## Material provided:
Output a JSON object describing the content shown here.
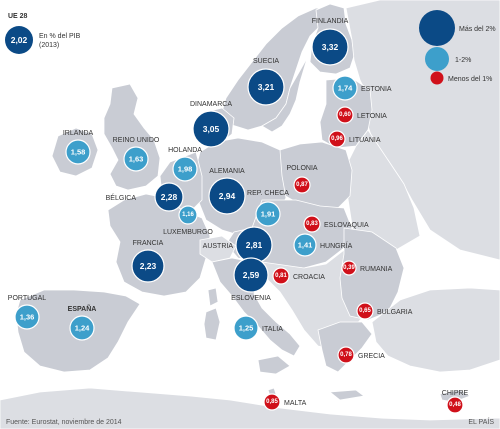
{
  "colors": {
    "sea": "#ffffff",
    "land_eu": "#c9ccd4",
    "land_other": "#dcdee3",
    "border": "#ffffff",
    "high": "#0b4a86",
    "mid": "#3d9fcb",
    "low": "#d0101a",
    "text": "#333333"
  },
  "header": {
    "title": "UE 28",
    "value": "2,02",
    "desc_line1": "En % del PIB",
    "desc_line2": "(2013)"
  },
  "legend": [
    {
      "label": "Más del 2%",
      "category": "high"
    },
    {
      "label": "1-2%",
      "category": "mid"
    },
    {
      "label": "Menos del 1%",
      "category": "low"
    }
  ],
  "countries": [
    {
      "name": "FINLANDIA",
      "value": "3,32",
      "category": "high"
    },
    {
      "name": "SUECIA",
      "value": "3,21",
      "category": "high"
    },
    {
      "name": "ESTONIA",
      "value": "1,74",
      "category": "mid"
    },
    {
      "name": "LETONIA",
      "value": "0,60",
      "category": "low"
    },
    {
      "name": "LITUANIA",
      "value": "0,96",
      "category": "low"
    },
    {
      "name": "DINAMARCA",
      "value": "3,05",
      "category": "high"
    },
    {
      "name": "IRLANDA",
      "value": "1,58",
      "category": "mid"
    },
    {
      "name": "REINO UNIDO",
      "value": "1,63",
      "category": "mid"
    },
    {
      "name": "HOLANDA",
      "value": "1,98",
      "category": "mid"
    },
    {
      "name": "ALEMANIA",
      "value": "2,94",
      "category": "high"
    },
    {
      "name": "POLONIA",
      "value": "0,87",
      "category": "low"
    },
    {
      "name": "BÉLGICA",
      "value": "2,28",
      "category": "high"
    },
    {
      "name": "LUXEMBURGO",
      "value": "1,16",
      "category": "mid"
    },
    {
      "name": "REP. CHECA",
      "value": "1,91",
      "category": "mid"
    },
    {
      "name": "ESLOVAQUIA",
      "value": "0,83",
      "category": "low"
    },
    {
      "name": "AUSTRIA",
      "value": "2,81",
      "category": "high"
    },
    {
      "name": "HUNGRÍA",
      "value": "1,41",
      "category": "mid"
    },
    {
      "name": "FRANCIA",
      "value": "2,23",
      "category": "high"
    },
    {
      "name": "ESLOVENIA",
      "value": "2,59",
      "category": "high"
    },
    {
      "name": "CROACIA",
      "value": "0,81",
      "category": "low"
    },
    {
      "name": "RUMANIA",
      "value": "0,39",
      "category": "low"
    },
    {
      "name": "PORTUGAL",
      "value": "1,36",
      "category": "mid"
    },
    {
      "name": "ESPAÑA",
      "value": "1,24",
      "category": "mid"
    },
    {
      "name": "ITALIA",
      "value": "1,25",
      "category": "mid"
    },
    {
      "name": "BULGARIA",
      "value": "0,65",
      "category": "low"
    },
    {
      "name": "GRECIA",
      "value": "0,78",
      "category": "low"
    },
    {
      "name": "MALTA",
      "value": "0,85",
      "category": "low"
    },
    {
      "name": "CHIPRE",
      "value": "0,48",
      "category": "low"
    }
  ],
  "footer": {
    "source": "Fuente: Eurostat, noviembre de 2014",
    "credit": "EL PAÍS"
  }
}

## Given request:
Show the lines of the material that contain the word "label".

## Output of the task:
      "label": "Más del 2%",
      "label": "1-2%",
      "label": "Menos del 1%",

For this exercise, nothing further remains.